[Figure collection entries]
■ ■ ■ ■ ■

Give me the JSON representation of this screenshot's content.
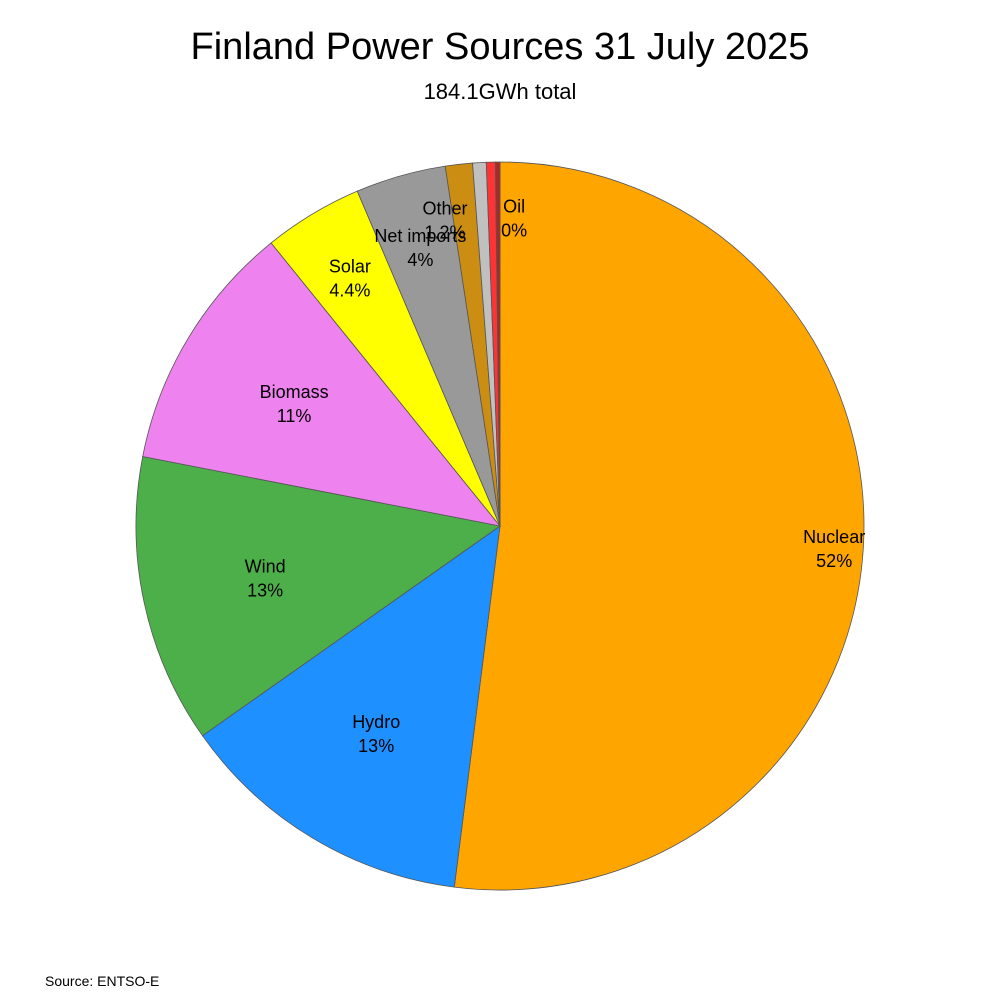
{
  "chart_data": {
    "type": "pie",
    "title": "Finland Power Sources 31 July 2025",
    "subtitle": "184.1GWh total",
    "source": "Source: ENTSO-E",
    "slices": [
      {
        "name": "Nuclear",
        "label": "52%",
        "value": 51.9,
        "color": "#FFA500",
        "show_label": true
      },
      {
        "name": "Hydro",
        "label": "13%",
        "value": 13.2,
        "color": "#1E90FF",
        "show_label": true
      },
      {
        "name": "Wind",
        "label": "13%",
        "value": 12.8,
        "color": "#4DAF4A",
        "show_label": true
      },
      {
        "name": "Biomass",
        "label": "11%",
        "value": 11.1,
        "color": "#EE82EE",
        "show_label": true
      },
      {
        "name": "Solar",
        "label": "4.4%",
        "value": 4.4,
        "color": "#FFFF00",
        "show_label": true
      },
      {
        "name": "Net imports",
        "label": "4%",
        "value": 4.0,
        "color": "#999999",
        "show_label": true
      },
      {
        "name": "Other",
        "label": "1.2%",
        "value": 1.2,
        "color": "#CC8E12",
        "show_label": true
      },
      {
        "name": "",
        "label": "",
        "value": 0.6,
        "color": "#C0C0C0",
        "show_label": false
      },
      {
        "name": "",
        "label": "",
        "value": 0.4,
        "color": "#FF3333",
        "show_label": false
      },
      {
        "name": "Oil",
        "label": "0%",
        "value": 0.2,
        "color": "#A52A2A",
        "show_label": true
      }
    ]
  }
}
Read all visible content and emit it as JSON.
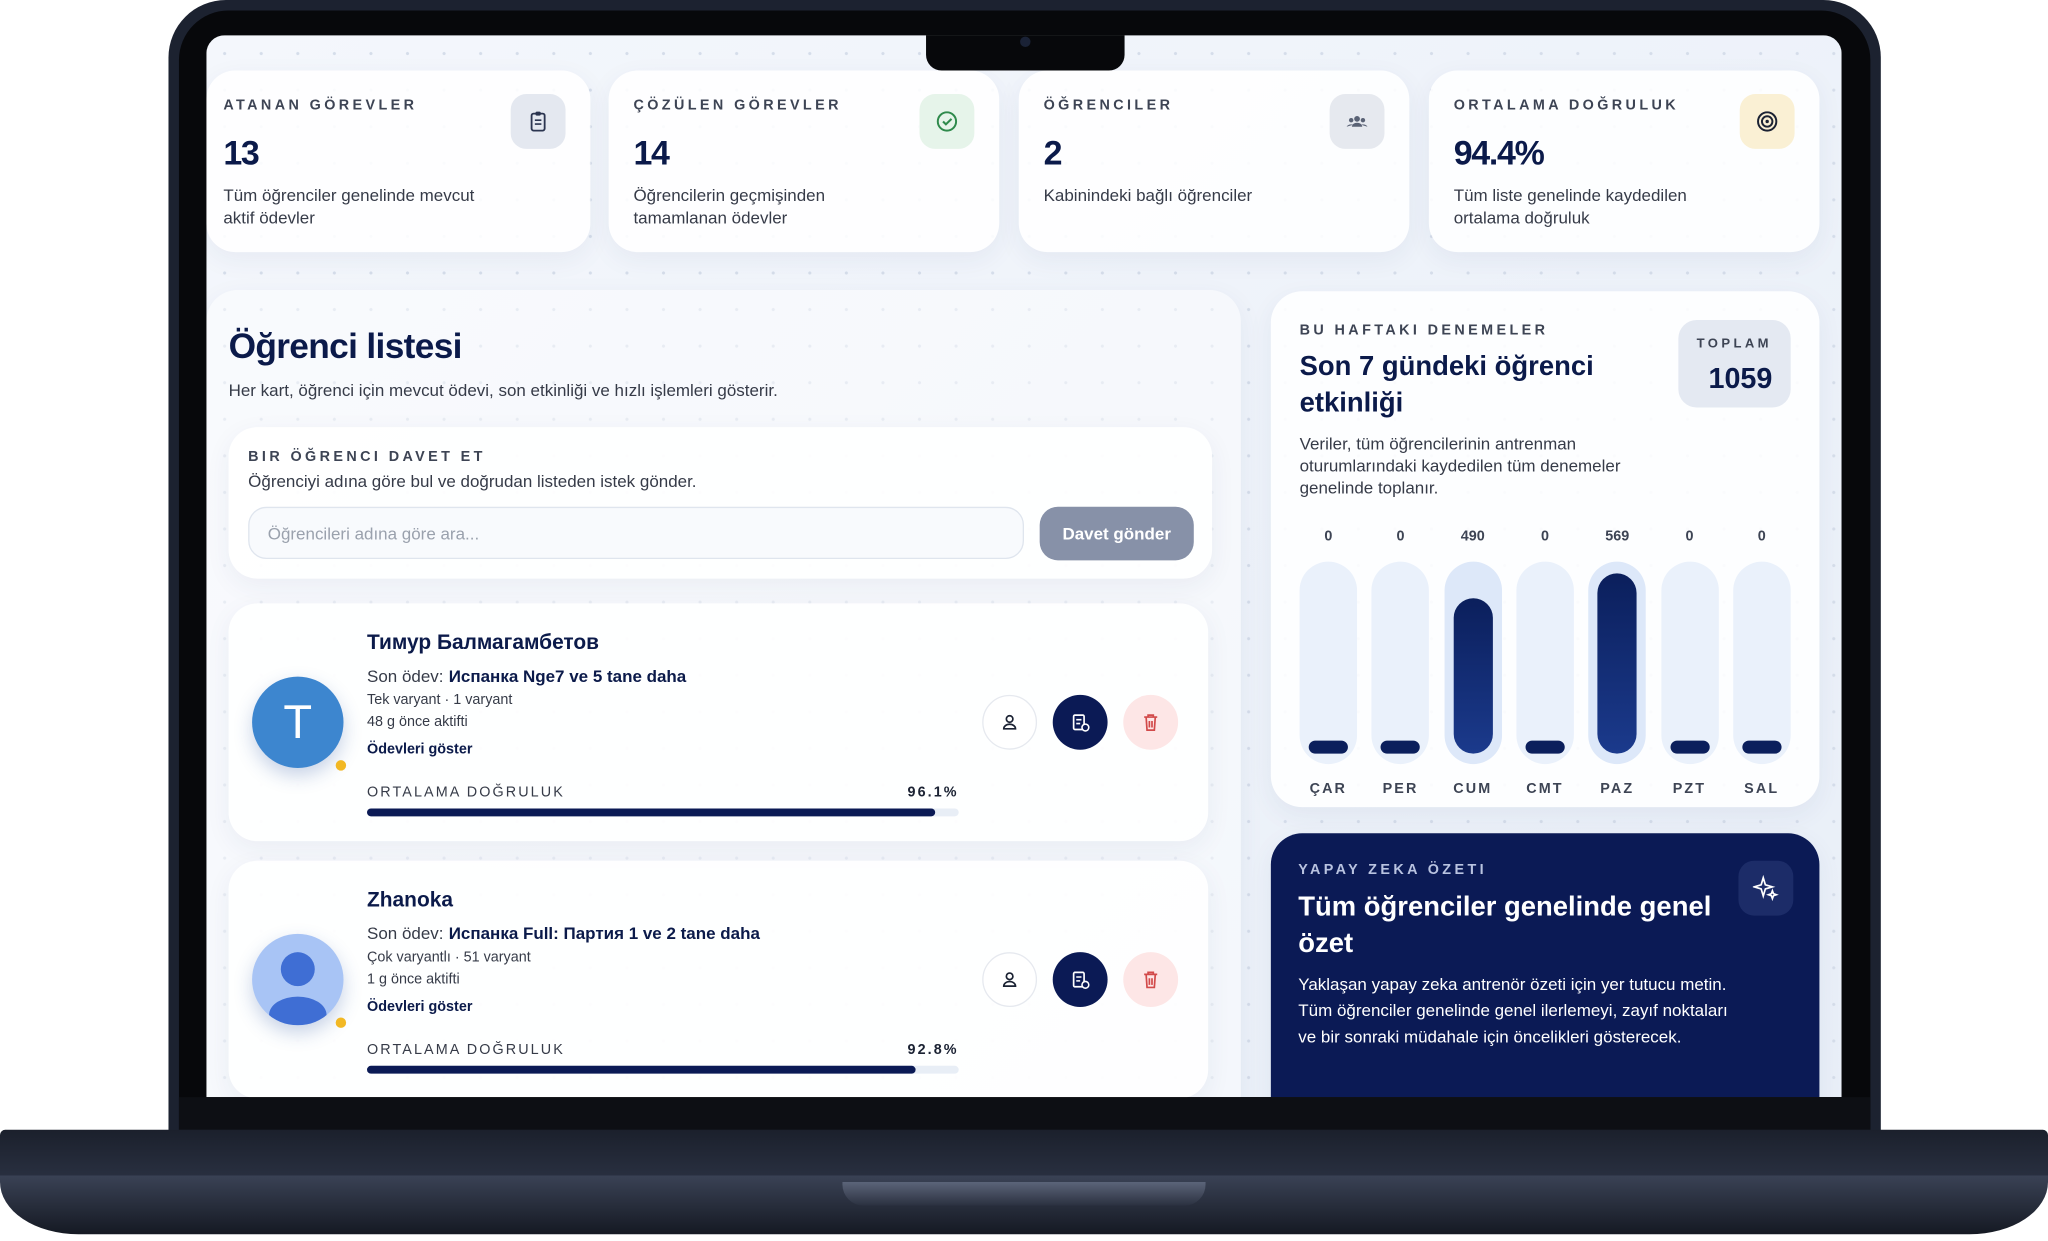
{
  "stats": [
    {
      "label": "ATANAN GÖREVLER",
      "value": "13",
      "description": "Tüm öğrenciler genelinde mevcut aktif ödevler"
    },
    {
      "label": "ÇÖZÜLEN GÖREVLER",
      "value": "14",
      "description": "Öğrencilerin geçmişinden tamamlanan ödevler"
    },
    {
      "label": "ÖĞRENCILER",
      "value": "2",
      "description": "Kabinindeki bağlı öğrenciler"
    },
    {
      "label": "ORTALAMA DOĞRULUK",
      "value": "94.4%",
      "description": "Tüm liste genelinde kaydedilen ortalama doğruluk"
    }
  ],
  "student_list": {
    "title": "Öğrenci listesi",
    "subtitle": "Her kart, öğrenci için mevcut ödevi, son etkinliği ve hızlı işlemleri gösterir.",
    "invite": {
      "label": "BIR ÖĞRENCI DAVET ET",
      "description": "Öğrenciyi adına göre bul ve doğrudan listeden istek gönder.",
      "placeholder": "Öğrencileri adına göre ara...",
      "button": "Davet gönder"
    },
    "students": [
      {
        "initial": "T",
        "name": "Тимур Балмагамбетов",
        "last_label": "Son ödev:",
        "last_assignment": "Испанка Nge7 ve 5 tane daha",
        "variant": "Tek varyant · 1 varyant",
        "active": "48 g önce aktifti",
        "link": "Ödevleri göster",
        "accuracy_title": "ORTALAMA DOĞRULUK",
        "accuracy": 96.1,
        "accuracy_label": "96.1%"
      },
      {
        "name": "Zhanoka",
        "last_label": "Son ödev:",
        "last_assignment": "Испанка Full: Партия 1 ve 2 tane daha",
        "variant": "Çok varyantlı · 51 varyant",
        "active": "1 g önce aktifti",
        "link": "Ödevleri göster",
        "accuracy_title": "ORTALAMA DOĞRULUK",
        "accuracy": 92.8,
        "accuracy_label": "92.8%"
      }
    ]
  },
  "activity": {
    "eyebrow": "BU HAFTAKI DENEMELER",
    "title": "Son 7 gündeki öğrenci etkinliği",
    "description": "Veriler, tüm öğrencilerinin antrenman oturumlarındaki kaydedilen tüm denemeler genelinde toplanır.",
    "total_label": "TOPLAM",
    "total": "1059",
    "chart": {
      "type": "bar",
      "categories": [
        "ÇAR",
        "PER",
        "CUM",
        "CMT",
        "PAZ",
        "PZT",
        "SAL"
      ],
      "values": [
        0,
        0,
        490,
        0,
        569,
        0,
        0
      ],
      "color": "#0b1f5c"
    }
  },
  "ai_summary": {
    "eyebrow": "YAPAY ZEKA ÖZETI",
    "title": "Tüm öğrenciler genelinde genel özet",
    "text": "Yaklaşan yapay zeka antrenör özeti için yer tutucu metin. Tüm öğrenciler genelinde genel ilerlemeyi, zayıf noktaları ve bir sonraki müdahale için öncelikleri gösterecek."
  }
}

■ ■ ■ ■ ■

Take every line containing the word "için" and copy it.

• [Expected answer]
    "subtitle": "Her kart, öğrenci için mevcut ödevi, son etkinliği ve hızlı işlemleri gösterir.",
    "text": "Yaklaşan yapay zeka antrenör özeti için yer tutucu metin. Tüm öğrenciler genelinde genel ilerlemeyi, zayıf noktaları ve bir sonraki müdahale için öncelikleri gösterecek."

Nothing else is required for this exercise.